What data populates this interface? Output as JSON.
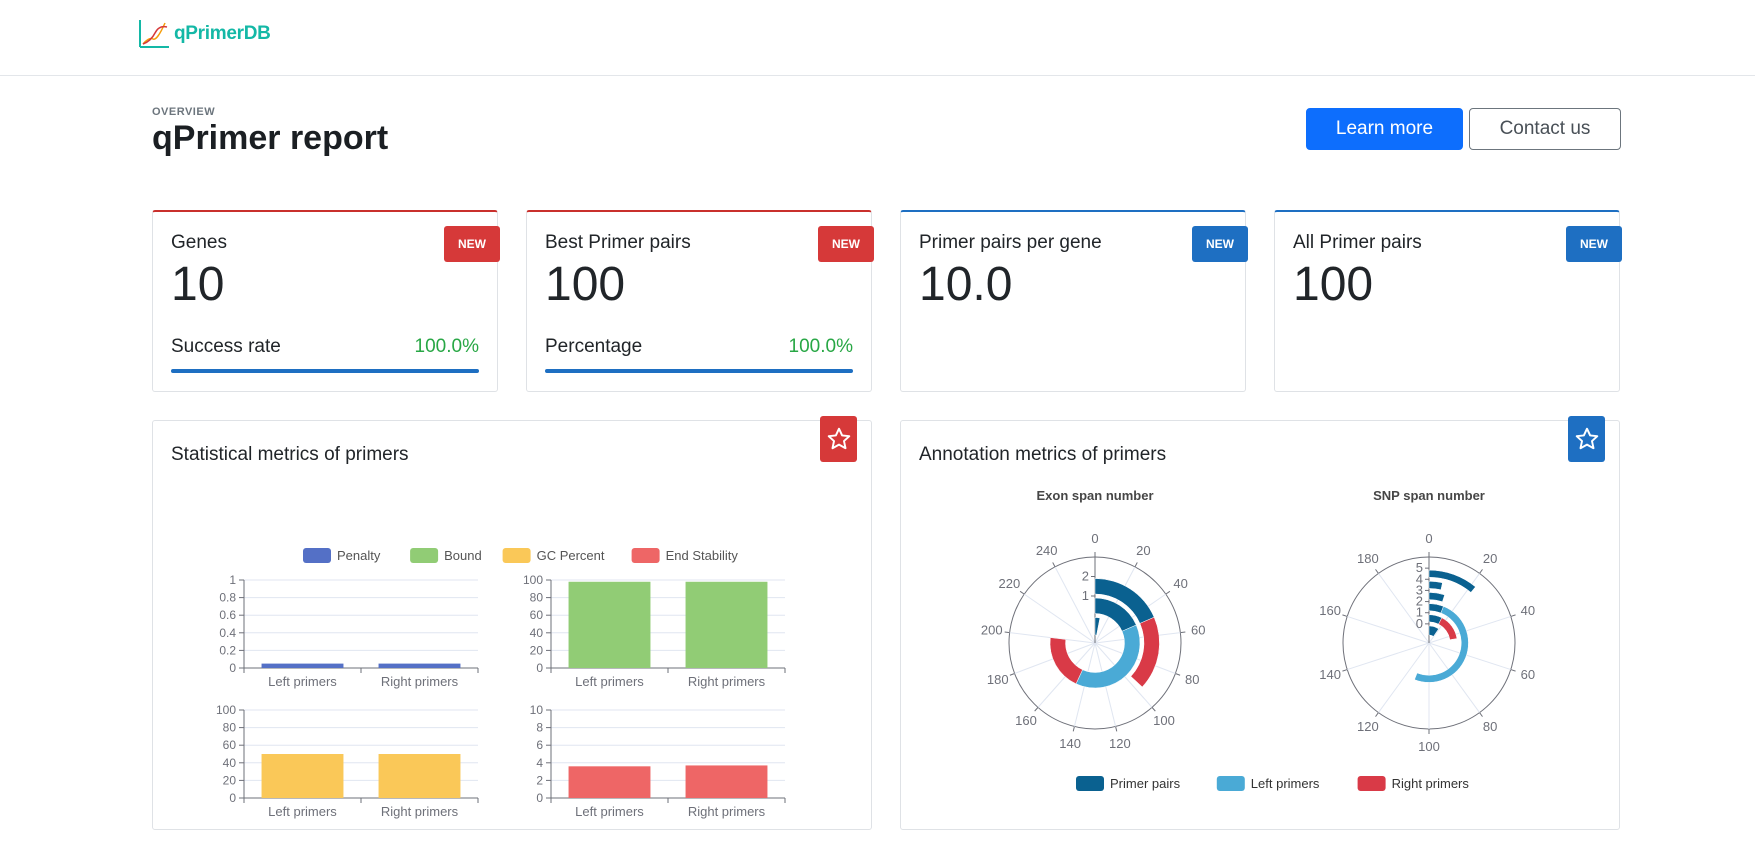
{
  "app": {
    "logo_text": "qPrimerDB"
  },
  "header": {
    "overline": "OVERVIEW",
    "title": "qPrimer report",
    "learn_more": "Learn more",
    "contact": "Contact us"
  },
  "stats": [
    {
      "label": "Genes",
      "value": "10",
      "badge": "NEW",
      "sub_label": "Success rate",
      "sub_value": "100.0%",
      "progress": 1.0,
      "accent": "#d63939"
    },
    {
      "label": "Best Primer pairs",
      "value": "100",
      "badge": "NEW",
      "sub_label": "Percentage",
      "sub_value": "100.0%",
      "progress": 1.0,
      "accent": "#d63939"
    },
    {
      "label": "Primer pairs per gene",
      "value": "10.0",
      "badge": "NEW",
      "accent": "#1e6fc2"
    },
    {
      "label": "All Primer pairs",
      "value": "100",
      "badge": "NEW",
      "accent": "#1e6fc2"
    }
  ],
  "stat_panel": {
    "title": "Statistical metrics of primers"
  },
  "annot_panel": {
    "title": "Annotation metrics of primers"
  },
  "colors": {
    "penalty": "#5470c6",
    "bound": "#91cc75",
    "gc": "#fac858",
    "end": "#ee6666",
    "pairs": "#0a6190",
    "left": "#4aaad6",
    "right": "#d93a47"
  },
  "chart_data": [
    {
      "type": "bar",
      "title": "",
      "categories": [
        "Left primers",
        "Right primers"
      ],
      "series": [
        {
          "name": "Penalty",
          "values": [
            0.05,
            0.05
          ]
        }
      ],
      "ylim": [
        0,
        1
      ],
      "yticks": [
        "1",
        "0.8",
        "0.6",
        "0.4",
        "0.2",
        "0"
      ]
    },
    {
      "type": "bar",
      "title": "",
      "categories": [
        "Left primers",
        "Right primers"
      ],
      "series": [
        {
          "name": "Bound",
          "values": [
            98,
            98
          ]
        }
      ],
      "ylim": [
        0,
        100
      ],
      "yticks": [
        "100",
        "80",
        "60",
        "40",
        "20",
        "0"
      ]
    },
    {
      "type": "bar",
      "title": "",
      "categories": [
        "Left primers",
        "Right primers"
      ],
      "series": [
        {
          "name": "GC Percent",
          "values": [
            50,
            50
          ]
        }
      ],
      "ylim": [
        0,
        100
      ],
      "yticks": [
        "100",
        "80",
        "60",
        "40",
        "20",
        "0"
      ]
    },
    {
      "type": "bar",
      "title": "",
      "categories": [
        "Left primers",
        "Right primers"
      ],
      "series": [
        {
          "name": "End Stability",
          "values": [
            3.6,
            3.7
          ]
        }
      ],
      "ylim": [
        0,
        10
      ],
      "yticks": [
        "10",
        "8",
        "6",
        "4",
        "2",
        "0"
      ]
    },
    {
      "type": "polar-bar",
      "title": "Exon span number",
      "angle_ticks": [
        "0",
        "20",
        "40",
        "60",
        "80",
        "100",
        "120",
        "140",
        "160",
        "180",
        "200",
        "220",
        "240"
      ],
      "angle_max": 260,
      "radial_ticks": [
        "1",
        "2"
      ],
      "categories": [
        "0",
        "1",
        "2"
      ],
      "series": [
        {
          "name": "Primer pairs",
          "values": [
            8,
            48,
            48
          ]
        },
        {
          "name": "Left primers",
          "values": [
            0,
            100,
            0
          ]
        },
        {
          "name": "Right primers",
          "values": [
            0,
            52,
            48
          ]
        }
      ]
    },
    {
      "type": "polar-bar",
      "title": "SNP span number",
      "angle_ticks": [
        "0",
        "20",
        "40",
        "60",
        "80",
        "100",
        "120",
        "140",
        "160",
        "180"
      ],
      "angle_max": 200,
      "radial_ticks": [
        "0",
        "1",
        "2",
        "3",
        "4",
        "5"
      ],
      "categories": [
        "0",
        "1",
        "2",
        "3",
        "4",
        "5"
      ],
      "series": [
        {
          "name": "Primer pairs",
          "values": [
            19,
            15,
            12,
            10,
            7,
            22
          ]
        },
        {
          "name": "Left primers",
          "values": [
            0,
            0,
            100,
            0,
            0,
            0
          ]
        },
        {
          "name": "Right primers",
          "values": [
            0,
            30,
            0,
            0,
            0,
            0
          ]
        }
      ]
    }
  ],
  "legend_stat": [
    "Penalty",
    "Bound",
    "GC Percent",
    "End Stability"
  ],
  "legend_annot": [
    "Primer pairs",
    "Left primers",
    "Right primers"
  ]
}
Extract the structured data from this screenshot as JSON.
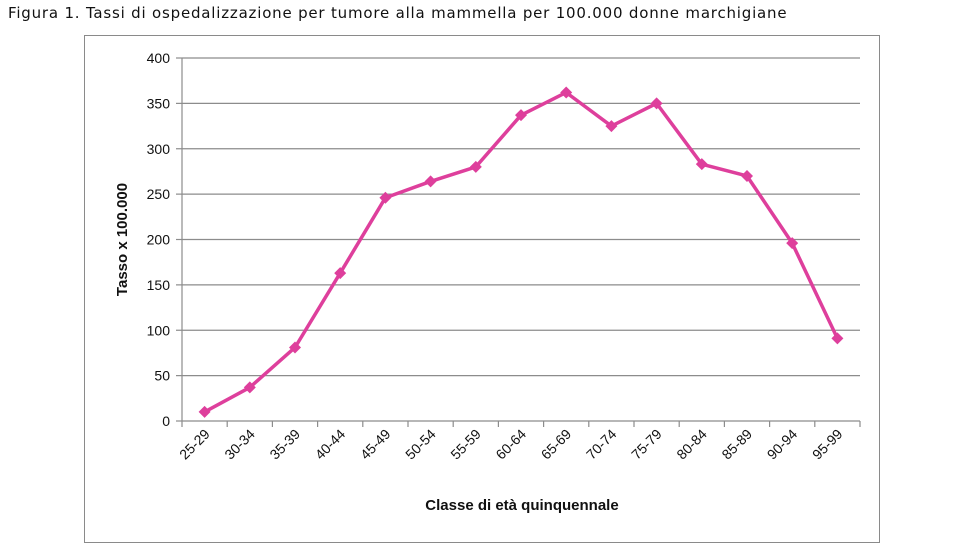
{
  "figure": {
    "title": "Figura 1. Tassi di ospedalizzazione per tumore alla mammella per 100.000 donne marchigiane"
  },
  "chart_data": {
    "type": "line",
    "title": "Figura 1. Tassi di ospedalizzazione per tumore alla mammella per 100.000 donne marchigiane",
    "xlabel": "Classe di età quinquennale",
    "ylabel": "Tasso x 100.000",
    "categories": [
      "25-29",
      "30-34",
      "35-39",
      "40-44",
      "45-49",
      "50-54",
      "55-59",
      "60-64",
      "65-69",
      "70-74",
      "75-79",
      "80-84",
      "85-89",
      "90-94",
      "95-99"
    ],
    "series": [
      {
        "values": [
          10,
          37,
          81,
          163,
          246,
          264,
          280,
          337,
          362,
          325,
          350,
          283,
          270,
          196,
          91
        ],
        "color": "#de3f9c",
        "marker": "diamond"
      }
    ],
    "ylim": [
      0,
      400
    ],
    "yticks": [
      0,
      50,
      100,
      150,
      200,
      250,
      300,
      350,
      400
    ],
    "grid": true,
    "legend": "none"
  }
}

————————

REQUIREMENT = If a picture appears in the data, omit it; transcribe all the rest exactly.

EXPECTED OUTPUT =
What data populates this interface? Output as JSON.
{
  "app": {
    "logo_text": "qPrimerDB"
  },
  "header": {
    "overline": "OVERVIEW",
    "title": "qPrimer report",
    "learn_more": "Learn more",
    "contact": "Contact us"
  },
  "stats": [
    {
      "label": "Genes",
      "value": "10",
      "badge": "NEW",
      "sub_label": "Success rate",
      "sub_value": "100.0%",
      "progress": 1.0,
      "accent": "#d63939"
    },
    {
      "label": "Best Primer pairs",
      "value": "100",
      "badge": "NEW",
      "sub_label": "Percentage",
      "sub_value": "100.0%",
      "progress": 1.0,
      "accent": "#d63939"
    },
    {
      "label": "Primer pairs per gene",
      "value": "10.0",
      "badge": "NEW",
      "accent": "#1e6fc2"
    },
    {
      "label": "All Primer pairs",
      "value": "100",
      "badge": "NEW",
      "accent": "#1e6fc2"
    }
  ],
  "stat_panel": {
    "title": "Statistical metrics of primers"
  },
  "annot_panel": {
    "title": "Annotation metrics of primers"
  },
  "colors": {
    "penalty": "#5470c6",
    "bound": "#91cc75",
    "gc": "#fac858",
    "end": "#ee6666",
    "pairs": "#0a6190",
    "left": "#4aaad6",
    "right": "#d93a47"
  },
  "chart_data": [
    {
      "type": "bar",
      "title": "",
      "categories": [
        "Left primers",
        "Right primers"
      ],
      "series": [
        {
          "name": "Penalty",
          "values": [
            0.05,
            0.05
          ]
        }
      ],
      "ylim": [
        0,
        1
      ],
      "yticks": [
        "1",
        "0.8",
        "0.6",
        "0.4",
        "0.2",
        "0"
      ]
    },
    {
      "type": "bar",
      "title": "",
      "categories": [
        "Left primers",
        "Right primers"
      ],
      "series": [
        {
          "name": "Bound",
          "values": [
            98,
            98
          ]
        }
      ],
      "ylim": [
        0,
        100
      ],
      "yticks": [
        "100",
        "80",
        "60",
        "40",
        "20",
        "0"
      ]
    },
    {
      "type": "bar",
      "title": "",
      "categories": [
        "Left primers",
        "Right primers"
      ],
      "series": [
        {
          "name": "GC Percent",
          "values": [
            50,
            50
          ]
        }
      ],
      "ylim": [
        0,
        100
      ],
      "yticks": [
        "100",
        "80",
        "60",
        "40",
        "20",
        "0"
      ]
    },
    {
      "type": "bar",
      "title": "",
      "categories": [
        "Left primers",
        "Right primers"
      ],
      "series": [
        {
          "name": "End Stability",
          "values": [
            3.6,
            3.7
          ]
        }
      ],
      "ylim": [
        0,
        10
      ],
      "yticks": [
        "10",
        "8",
        "6",
        "4",
        "2",
        "0"
      ]
    },
    {
      "type": "polar-bar",
      "title": "Exon span number",
      "angle_ticks": [
        "0",
        "20",
        "40",
        "60",
        "80",
        "100",
        "120",
        "140",
        "160",
        "180",
        "200",
        "220",
        "240"
      ],
      "angle_max": 260,
      "radial_ticks": [
        "1",
        "2"
      ],
      "categories": [
        "0",
        "1",
        "2"
      ],
      "series": [
        {
          "name": "Primer pairs",
          "values": [
            8,
            48,
            48
          ]
        },
        {
          "name": "Left primers",
          "values": [
            0,
            100,
            0
          ]
        },
        {
          "name": "Right primers",
          "values": [
            0,
            52,
            48
          ]
        }
      ]
    },
    {
      "type": "polar-bar",
      "title": "SNP span number",
      "angle_ticks": [
        "0",
        "20",
        "40",
        "60",
        "80",
        "100",
        "120",
        "140",
        "160",
        "180"
      ],
      "angle_max": 200,
      "radial_ticks": [
        "0",
        "1",
        "2",
        "3",
        "4",
        "5"
      ],
      "categories": [
        "0",
        "1",
        "2",
        "3",
        "4",
        "5"
      ],
      "series": [
        {
          "name": "Primer pairs",
          "values": [
            19,
            15,
            12,
            10,
            7,
            22
          ]
        },
        {
          "name": "Left primers",
          "values": [
            0,
            0,
            100,
            0,
            0,
            0
          ]
        },
        {
          "name": "Right primers",
          "values": [
            0,
            30,
            0,
            0,
            0,
            0
          ]
        }
      ]
    }
  ],
  "legend_stat": [
    "Penalty",
    "Bound",
    "GC Percent",
    "End Stability"
  ],
  "legend_annot": [
    "Primer pairs",
    "Left primers",
    "Right primers"
  ]
}
Extract the structured data from this screenshot as JSON.
{
  "figure": {
    "title": "Figura 1. Tassi di ospedalizzazione per tumore alla mammella per 100.000 donne marchigiane"
  },
  "chart_data": {
    "type": "line",
    "title": "Figura 1. Tassi di ospedalizzazione per tumore alla mammella per 100.000 donne marchigiane",
    "xlabel": "Classe di età quinquennale",
    "ylabel": "Tasso x 100.000",
    "categories": [
      "25-29",
      "30-34",
      "35-39",
      "40-44",
      "45-49",
      "50-54",
      "55-59",
      "60-64",
      "65-69",
      "70-74",
      "75-79",
      "80-84",
      "85-89",
      "90-94",
      "95-99"
    ],
    "series": [
      {
        "values": [
          10,
          37,
          81,
          163,
          246,
          264,
          280,
          337,
          362,
          325,
          350,
          283,
          270,
          196,
          91
        ],
        "color": "#de3f9c",
        "marker": "diamond"
      }
    ],
    "ylim": [
      0,
      400
    ],
    "yticks": [
      0,
      50,
      100,
      150,
      200,
      250,
      300,
      350,
      400
    ],
    "grid": true,
    "legend": "none"
  }
}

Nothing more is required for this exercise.